### WRITTEN REQUEST:
Reproduce the listing exactly and skip over any pictures.

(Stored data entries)

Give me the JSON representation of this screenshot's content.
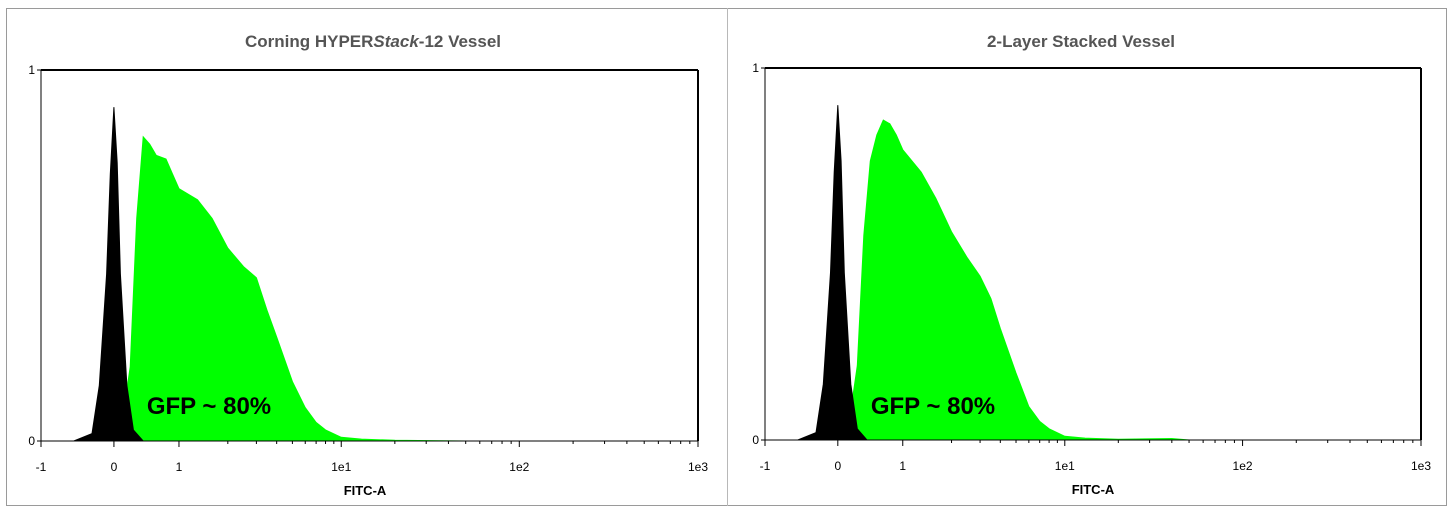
{
  "chart_data": [
    {
      "type": "area",
      "title_parts": [
        {
          "text": "Corning HYPER",
          "italic": false
        },
        {
          "text": "Stack",
          "italic": true
        },
        {
          "text": "-12 Vessel",
          "italic": false
        }
      ],
      "xlabel": "FITC-A",
      "ylabel": "",
      "x_scale": "biexponential",
      "x_ticks": [
        "-1",
        "0",
        "1",
        "1e1",
        "1e2",
        "1e3"
      ],
      "y_ticks": [
        "0",
        "1"
      ],
      "ylim": [
        0,
        1
      ],
      "annotation": "GFP ~ 80%",
      "series": [
        {
          "color": "#000000",
          "x": [
            -0.55,
            -0.3,
            -0.2,
            -0.1,
            -0.05,
            0,
            0.05,
            0.1,
            0.2,
            0.3,
            0.45
          ],
          "y": [
            0,
            0.02,
            0.15,
            0.45,
            0.72,
            0.9,
            0.75,
            0.45,
            0.15,
            0.03,
            0
          ]
        },
        {
          "color": "#00ff00",
          "x": [
            -0.2,
            0.1,
            0.25,
            0.35,
            0.45,
            0.55,
            0.65,
            0.8,
            0.9,
            1,
            1.3,
            1.6,
            2,
            2.5,
            3,
            3.5,
            4,
            5,
            6,
            7,
            8,
            10,
            13,
            20,
            50
          ],
          "y": [
            0,
            0.02,
            0.2,
            0.6,
            0.82,
            0.8,
            0.77,
            0.76,
            0.72,
            0.68,
            0.65,
            0.6,
            0.52,
            0.47,
            0.44,
            0.35,
            0.28,
            0.16,
            0.09,
            0.05,
            0.03,
            0.01,
            0.005,
            0.002,
            0
          ]
        }
      ]
    },
    {
      "type": "area",
      "title_parts": [
        {
          "text": "2-Layer Stacked Vessel",
          "italic": false
        }
      ],
      "xlabel": "FITC-A",
      "ylabel": "",
      "x_scale": "biexponential",
      "x_ticks": [
        "-1",
        "0",
        "1",
        "1e1",
        "1e2",
        "1e3"
      ],
      "y_ticks": [
        "0",
        "1"
      ],
      "ylim": [
        0,
        1
      ],
      "annotation": "GFP ~ 80%",
      "series": [
        {
          "color": "#000000",
          "x": [
            -0.55,
            -0.3,
            -0.2,
            -0.1,
            -0.05,
            0,
            0.05,
            0.1,
            0.2,
            0.3,
            0.45
          ],
          "y": [
            0,
            0.02,
            0.15,
            0.45,
            0.72,
            0.9,
            0.75,
            0.45,
            0.15,
            0.03,
            0
          ]
        },
        {
          "color": "#00ff00",
          "x": [
            -0.1,
            0.15,
            0.3,
            0.4,
            0.5,
            0.6,
            0.7,
            0.8,
            0.9,
            1,
            1.3,
            1.6,
            2,
            2.5,
            3,
            3.5,
            4,
            5,
            6,
            7,
            8,
            10,
            13,
            20,
            40,
            50
          ],
          "y": [
            0,
            0.02,
            0.2,
            0.55,
            0.75,
            0.82,
            0.86,
            0.85,
            0.82,
            0.78,
            0.72,
            0.65,
            0.56,
            0.49,
            0.44,
            0.38,
            0.3,
            0.18,
            0.09,
            0.05,
            0.03,
            0.01,
            0.005,
            0.002,
            0.004,
            0
          ]
        }
      ]
    }
  ]
}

### FINAL ANSWER:
Give me the JSON representation of this screenshot's content.
{
  "chart_data": [
    {
      "type": "area",
      "title_parts": [
        {
          "text": "Corning HYPER",
          "italic": false
        },
        {
          "text": "Stack",
          "italic": true
        },
        {
          "text": "-12 Vessel",
          "italic": false
        }
      ],
      "xlabel": "FITC-A",
      "ylabel": "",
      "x_scale": "biexponential",
      "x_ticks": [
        "-1",
        "0",
        "1",
        "1e1",
        "1e2",
        "1e3"
      ],
      "y_ticks": [
        "0",
        "1"
      ],
      "ylim": [
        0,
        1
      ],
      "annotation": "GFP ~ 80%",
      "series": [
        {
          "color": "#000000",
          "x": [
            -0.55,
            -0.3,
            -0.2,
            -0.1,
            -0.05,
            0,
            0.05,
            0.1,
            0.2,
            0.3,
            0.45
          ],
          "y": [
            0,
            0.02,
            0.15,
            0.45,
            0.72,
            0.9,
            0.75,
            0.45,
            0.15,
            0.03,
            0
          ]
        },
        {
          "color": "#00ff00",
          "x": [
            -0.2,
            0.1,
            0.25,
            0.35,
            0.45,
            0.55,
            0.65,
            0.8,
            0.9,
            1,
            1.3,
            1.6,
            2,
            2.5,
            3,
            3.5,
            4,
            5,
            6,
            7,
            8,
            10,
            13,
            20,
            50
          ],
          "y": [
            0,
            0.02,
            0.2,
            0.6,
            0.82,
            0.8,
            0.77,
            0.76,
            0.72,
            0.68,
            0.65,
            0.6,
            0.52,
            0.47,
            0.44,
            0.35,
            0.28,
            0.16,
            0.09,
            0.05,
            0.03,
            0.01,
            0.005,
            0.002,
            0
          ]
        }
      ]
    },
    {
      "type": "area",
      "title_parts": [
        {
          "text": "2-Layer Stacked Vessel",
          "italic": false
        }
      ],
      "xlabel": "FITC-A",
      "ylabel": "",
      "x_scale": "biexponential",
      "x_ticks": [
        "-1",
        "0",
        "1",
        "1e1",
        "1e2",
        "1e3"
      ],
      "y_ticks": [
        "0",
        "1"
      ],
      "ylim": [
        0,
        1
      ],
      "annotation": "GFP ~ 80%",
      "series": [
        {
          "color": "#000000",
          "x": [
            -0.55,
            -0.3,
            -0.2,
            -0.1,
            -0.05,
            0,
            0.05,
            0.1,
            0.2,
            0.3,
            0.45
          ],
          "y": [
            0,
            0.02,
            0.15,
            0.45,
            0.72,
            0.9,
            0.75,
            0.45,
            0.15,
            0.03,
            0
          ]
        },
        {
          "color": "#00ff00",
          "x": [
            -0.1,
            0.15,
            0.3,
            0.4,
            0.5,
            0.6,
            0.7,
            0.8,
            0.9,
            1,
            1.3,
            1.6,
            2,
            2.5,
            3,
            3.5,
            4,
            5,
            6,
            7,
            8,
            10,
            13,
            20,
            40,
            50
          ],
          "y": [
            0,
            0.02,
            0.2,
            0.55,
            0.75,
            0.82,
            0.86,
            0.85,
            0.82,
            0.78,
            0.72,
            0.65,
            0.56,
            0.49,
            0.44,
            0.38,
            0.3,
            0.18,
            0.09,
            0.05,
            0.03,
            0.01,
            0.005,
            0.002,
            0.004,
            0
          ]
        }
      ]
    }
  ]
}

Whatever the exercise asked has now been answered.